— Start of MATERIAL SHOWN —

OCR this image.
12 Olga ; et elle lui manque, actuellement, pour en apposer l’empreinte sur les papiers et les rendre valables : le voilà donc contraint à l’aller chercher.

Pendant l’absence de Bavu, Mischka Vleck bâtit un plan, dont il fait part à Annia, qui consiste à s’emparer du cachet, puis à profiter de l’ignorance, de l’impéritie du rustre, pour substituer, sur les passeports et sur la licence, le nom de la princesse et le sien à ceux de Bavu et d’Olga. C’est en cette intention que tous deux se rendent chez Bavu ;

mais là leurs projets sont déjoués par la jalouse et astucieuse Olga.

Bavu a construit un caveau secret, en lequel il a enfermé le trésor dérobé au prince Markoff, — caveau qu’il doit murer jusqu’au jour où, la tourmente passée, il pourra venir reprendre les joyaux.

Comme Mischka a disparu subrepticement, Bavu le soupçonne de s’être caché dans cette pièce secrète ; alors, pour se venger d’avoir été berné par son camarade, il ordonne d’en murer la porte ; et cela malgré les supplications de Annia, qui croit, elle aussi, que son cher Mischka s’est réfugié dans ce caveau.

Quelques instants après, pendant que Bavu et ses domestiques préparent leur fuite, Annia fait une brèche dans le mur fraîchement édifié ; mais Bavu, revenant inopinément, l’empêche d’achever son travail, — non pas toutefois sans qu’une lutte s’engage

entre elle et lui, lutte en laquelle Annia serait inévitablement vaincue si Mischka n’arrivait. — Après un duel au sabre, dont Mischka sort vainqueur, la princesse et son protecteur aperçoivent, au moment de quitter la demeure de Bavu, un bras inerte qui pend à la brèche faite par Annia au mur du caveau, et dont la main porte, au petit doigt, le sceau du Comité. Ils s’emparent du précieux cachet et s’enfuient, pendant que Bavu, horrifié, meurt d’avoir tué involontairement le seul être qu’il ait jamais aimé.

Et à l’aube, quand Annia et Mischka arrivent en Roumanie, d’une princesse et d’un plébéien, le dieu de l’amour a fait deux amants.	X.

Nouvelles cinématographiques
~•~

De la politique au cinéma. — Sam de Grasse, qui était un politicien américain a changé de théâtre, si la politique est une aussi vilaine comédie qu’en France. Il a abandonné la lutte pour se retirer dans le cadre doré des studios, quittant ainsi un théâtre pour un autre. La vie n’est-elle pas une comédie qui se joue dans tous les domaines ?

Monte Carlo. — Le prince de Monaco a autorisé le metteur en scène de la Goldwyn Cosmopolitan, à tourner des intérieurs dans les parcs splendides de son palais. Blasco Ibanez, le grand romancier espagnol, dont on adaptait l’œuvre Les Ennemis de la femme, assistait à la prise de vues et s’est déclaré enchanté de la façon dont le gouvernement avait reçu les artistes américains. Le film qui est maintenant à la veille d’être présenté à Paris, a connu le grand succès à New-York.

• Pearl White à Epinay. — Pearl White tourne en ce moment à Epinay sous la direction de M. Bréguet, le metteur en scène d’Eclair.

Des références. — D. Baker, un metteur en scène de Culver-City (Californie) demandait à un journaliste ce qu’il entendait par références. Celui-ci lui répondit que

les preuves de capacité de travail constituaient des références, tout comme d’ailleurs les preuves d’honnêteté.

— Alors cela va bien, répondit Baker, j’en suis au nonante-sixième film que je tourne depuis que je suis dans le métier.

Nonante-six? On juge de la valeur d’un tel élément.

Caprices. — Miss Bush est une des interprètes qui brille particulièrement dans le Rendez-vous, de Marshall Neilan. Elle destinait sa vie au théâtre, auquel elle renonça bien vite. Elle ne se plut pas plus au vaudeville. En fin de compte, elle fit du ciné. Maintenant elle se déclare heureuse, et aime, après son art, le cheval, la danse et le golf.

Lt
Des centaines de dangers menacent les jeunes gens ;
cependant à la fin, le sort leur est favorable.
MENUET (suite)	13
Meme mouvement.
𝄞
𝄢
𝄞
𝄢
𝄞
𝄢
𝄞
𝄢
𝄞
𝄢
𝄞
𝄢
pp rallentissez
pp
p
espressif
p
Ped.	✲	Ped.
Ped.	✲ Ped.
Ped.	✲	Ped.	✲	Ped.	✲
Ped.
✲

— End of MATERIAL SHOWN —

Report each line in the data that holds the word "cela".

WRITTEN RESPONSE:
Comme Mischka a disparu subrepticement, Bavu le soupçonne de s’être caché dans cette pièce secrète ; alors, pour se venger d’avoir été berné par son camarade, il ordonne d’en murer la porte ; et cela malgré les supplications de Annia, qui croit, elle aussi, que son cher Mischka s’est réfugié dans ce caveau.
— Alors cela va bien, répondit Baker, j’en suis au nonante-sixième film que je tourne depuis que je suis dans le métier.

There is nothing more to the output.